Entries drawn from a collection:
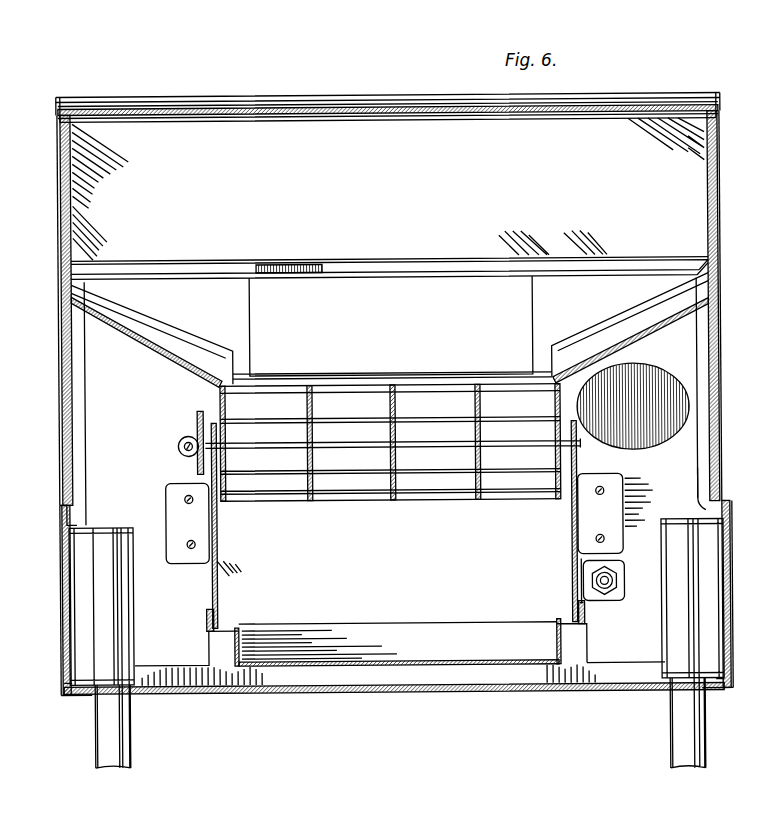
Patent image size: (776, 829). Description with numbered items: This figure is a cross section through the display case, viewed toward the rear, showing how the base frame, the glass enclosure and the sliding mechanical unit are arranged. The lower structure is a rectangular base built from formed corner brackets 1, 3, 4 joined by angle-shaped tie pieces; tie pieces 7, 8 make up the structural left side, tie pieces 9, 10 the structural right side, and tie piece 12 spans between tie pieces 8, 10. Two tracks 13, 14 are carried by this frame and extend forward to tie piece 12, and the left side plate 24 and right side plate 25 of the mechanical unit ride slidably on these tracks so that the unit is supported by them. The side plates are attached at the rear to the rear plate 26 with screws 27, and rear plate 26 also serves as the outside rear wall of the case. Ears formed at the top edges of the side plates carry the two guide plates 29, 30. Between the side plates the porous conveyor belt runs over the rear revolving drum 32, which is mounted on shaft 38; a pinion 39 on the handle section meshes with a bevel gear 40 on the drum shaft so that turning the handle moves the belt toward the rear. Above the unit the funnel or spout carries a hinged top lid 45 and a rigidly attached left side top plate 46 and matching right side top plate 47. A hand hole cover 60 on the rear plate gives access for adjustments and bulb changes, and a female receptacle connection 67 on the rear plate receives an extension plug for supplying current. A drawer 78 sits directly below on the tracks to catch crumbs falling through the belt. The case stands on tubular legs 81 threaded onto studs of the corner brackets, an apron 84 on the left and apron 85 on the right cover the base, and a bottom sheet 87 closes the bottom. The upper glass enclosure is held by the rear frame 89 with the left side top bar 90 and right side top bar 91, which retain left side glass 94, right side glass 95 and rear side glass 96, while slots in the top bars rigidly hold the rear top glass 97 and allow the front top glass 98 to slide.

The corner bracket 1 is at (3, 469).
The corner bracket 3 is at (660, 585).
The corner bracket 4 is at (132, 623).
The tie piece 7 is at (62, 532).
The tie piece 8 is at (62, 684).
The tie piece 9 is at (703, 518).
The tie piece 10 is at (724, 688).
The tie piece 12 is at (325, 678).
The track 13 is at (205, 625).
The track 14 is at (585, 625).
The left side plate 24 is at (238, 593).
The right side plate 25 is at (573, 520).
The rear plate 26 is at (680, 482).
The screw 27 is at (196, 546).
The guide plate 29 is at (160, 350).
The guide plate 30 is at (640, 334).
The revolving drum 32 is at (412, 502).
The shaft 38 is at (502, 446).
The pinion 39 is at (184, 436).
The bevel gear 40 is at (198, 418).
The hinged top lid 45 is at (392, 327).
The left side top plate 46 is at (152, 334).
The right chute 47 is at (630, 325).
The hand hole cover 60 is at (672, 380).
The female receptacle connection 67 is at (620, 595).
The drawer 78 is at (398, 642).
The tubular leg 81 is at (120, 726).
The apron 84 is at (61, 604).
The apron 85 is at (726, 594).
The bottom sheet 87 is at (247, 692).
The rear frame 89 is at (473, 100).
The left side top bar 90 is at (58, 102).
The right side top bar 91 is at (722, 98).
The left side glass 94 is at (66, 228).
The right side glass 95 is at (706, 211).
The rear side glass 96 is at (388, 189).
The rear top glass 97 is at (366, 113).
The front top glass 98 is at (322, 104).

> [Exercise details] Locate each line in the listing above that contains the word "drawer" and copy those lines.

> [Answer to the problem]
Patent image size: (776, 829). Description with numbered items: This figure is a cross section through the display case, viewed toward the rear, showing how the base frame, the glass enclosure and the sliding mechanical unit are arranged. The lower structure is a rectangular base built from formed corner brackets 1, 3, 4 joined by angle-shaped tie pieces; tie pieces 7, 8 make up the structural left side, tie pieces 9, 10 the structural right side, and tie piece 12 spans between tie pieces 8, 10. Two tracks 13, 14 are carried by this frame and extend forward to tie piece 12, and the left side plate 24 and right side plate 25 of the mechanical unit ride slidably on these tracks so that the unit is supported by them. The side plates are attached at the rear to the rear plate 26 with screws 27, and rear plate 26 also serves as the outside rear wall of the case. Ears formed at the top edges of the side plates carry the two guide plates 29, 30. Between the side plates the porous conveyor belt runs over the rear revolving drum 32, which is mounted on shaft 38; a pinion 39 on the handle section meshes with a bevel gear 40 on the drum shaft so that turning the handle moves the belt toward the rear. Above the unit the funnel or spout carries a hinged top lid 45 and a rigidly attached left side top plate 46 and matching right side top plate 47. A hand hole cover 60 on the rear plate gives access for adjustments and bulb changes, and a female receptacle connection 67 on the rear plate receives an extension plug for supplying current. A drawer 78 sits directly below on the tracks to catch crumbs falling through the belt. The case stands on tubular legs 81 threaded onto studs of the corner brackets, an apron 84 on the left and apron 85 on the right cover the base, and a bottom sheet 87 closes the bottom. The upper glass enclosure is held by the rear frame 89 with the left side top bar 90 and right side top bar 91, which retain left side glass 94, right side glass 95 and rear side glass 96, while slots in the top bars rigidly hold the rear top glass 97 and allow the front top glass 98 to slide.
The drawer 78 is at (398, 642).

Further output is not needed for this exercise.